--- start of Input material ---
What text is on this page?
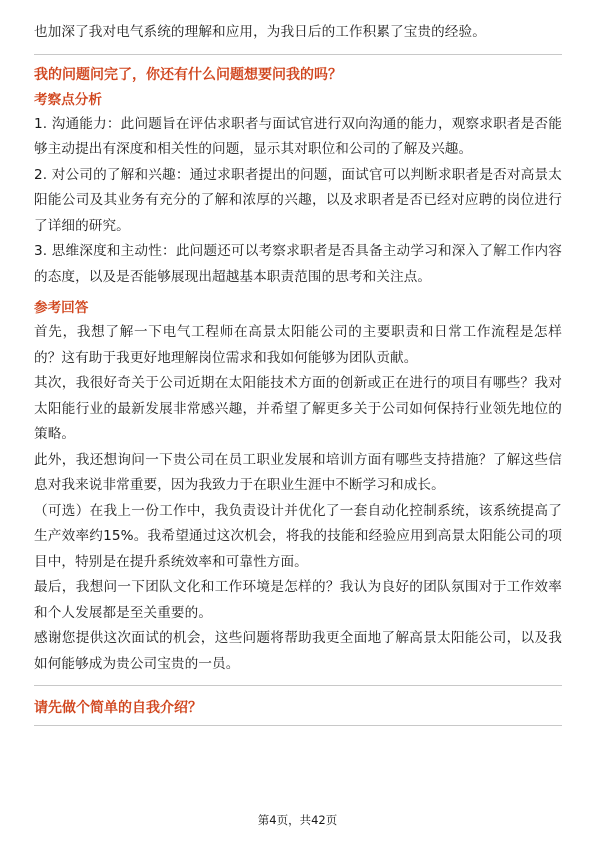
也加深了我对电气系统的理解和应用，为我日后的工作积累了宝贵的经验。

我的问题问完了，你还有什么问题想要问我的吗？

考察点分析

1. 沟通能力：此问题旨在评估求职者与面试官进行双向沟通的能力，观察求职者是否能够主动提出有深度和相关性的问题，显示其对职位和公司的了解及兴趣。

2. 对公司的了解和兴趣：通过求职者提出的问题，面试官可以判断求职者是否对高景太阳能公司及其业务有充分的了解和浓厚的兴趣，以及求职者是否已经对应聘的岗位进行了详细的研究。

3. 思维深度和主动性：此问题还可以考察求职者是否具备主动学习和深入了解工作内容的态度，以及是否能够展现出超越基本职责范围的思考和关注点。

参考回答

首先，我想了解一下电气工程师在高景太阳能公司的主要职责和日常工作流程是怎样的？这有助于我更好地理解岗位需求和我如何能够为团队贡献。

其次，我很好奇关于公司近期在太阳能技术方面的创新或正在进行的项目有哪些？我对太阳能行业的最新发展非常感兴趣，并希望了解更多关于公司如何保持行业领先地位的策略。

此外，我还想询问一下贵公司在员工职业发展和培训方面有哪些支持措施？了解这些信息对我来说非常重要，因为我致力于在职业生涯中不断学习和成长。

（可选）在我上一份工作中，我负责设计并优化了一套自动化控制系统，该系统提高了生产效率约15%。我希望通过这次机会，将我的技能和经验应用到高景太阳能公司的项目中，特别是在提升系统效率和可靠性方面。

最后，我想问一下团队文化和工作环境是怎样的？我认为良好的团队氛围对于工作效率和个人发展都是至关重要的。

感谢您提供这次面试的机会，这些问题将帮助我更全面地了解高景太阳能公司，以及我如何能够成为贵公司宝贵的一员。

请先做个简单的自我介绍？

第4页，共42页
--- end of Input material ---
**Required task:** Without including any pictures, print all of the material exactly as given.

**Result for this exercise:**
What text is on this page?
也加深了我对电气系统的理解和应用，为我日后的工作积累了宝贵的经验。

我的问题问完了，你还有什么问题想要问我的吗？

考察点分析

1. 沟通能力：此问题旨在评估求职者与面试官进行双向沟通的能力，观察求职者是否能够主动提出有深度和相关性的问题，显示其对职位和公司的了解及兴趣。

2. 对公司的了解和兴趣：通过求职者提出的问题，面试官可以判断求职者是否对高景太阳能公司及其业务有充分的了解和浓厚的兴趣，以及求职者是否已经对应聘的岗位进行了详细的研究。

3. 思维深度和主动性：此问题还可以考察求职者是否具备主动学习和深入了解工作内容的态度，以及是否能够展现出超越基本职责范围的思考和关注点。

参考回答

首先，我想了解一下电气工程师在高景太阳能公司的主要职责和日常工作流程是怎样的？这有助于我更好地理解岗位需求和我如何能够为团队贡献。

其次，我很好奇关于公司近期在太阳能技术方面的创新或正在进行的项目有哪些？我对太阳能行业的最新发展非常感兴趣，并希望了解更多关于公司如何保持行业领先地位的策略。

此外，我还想询问一下贵公司在员工职业发展和培训方面有哪些支持措施？了解这些信息对我来说非常重要，因为我致力于在职业生涯中不断学习和成长。

（可选）在我上一份工作中，我负责设计并优化了一套自动化控制系统，该系统提高了生产效率约15%。我希望通过这次机会，将我的技能和经验应用到高景太阳能公司的项目中，特别是在提升系统效率和可靠性方面。

最后，我想问一下团队文化和工作环境是怎样的？我认为良好的团队氛围对于工作效率和个人发展都是至关重要的。

感谢您提供这次面试的机会，这些问题将帮助我更全面地了解高景太阳能公司，以及我如何能够成为贵公司宝贵的一员。

请先做个简单的自我介绍？

第4页，共42页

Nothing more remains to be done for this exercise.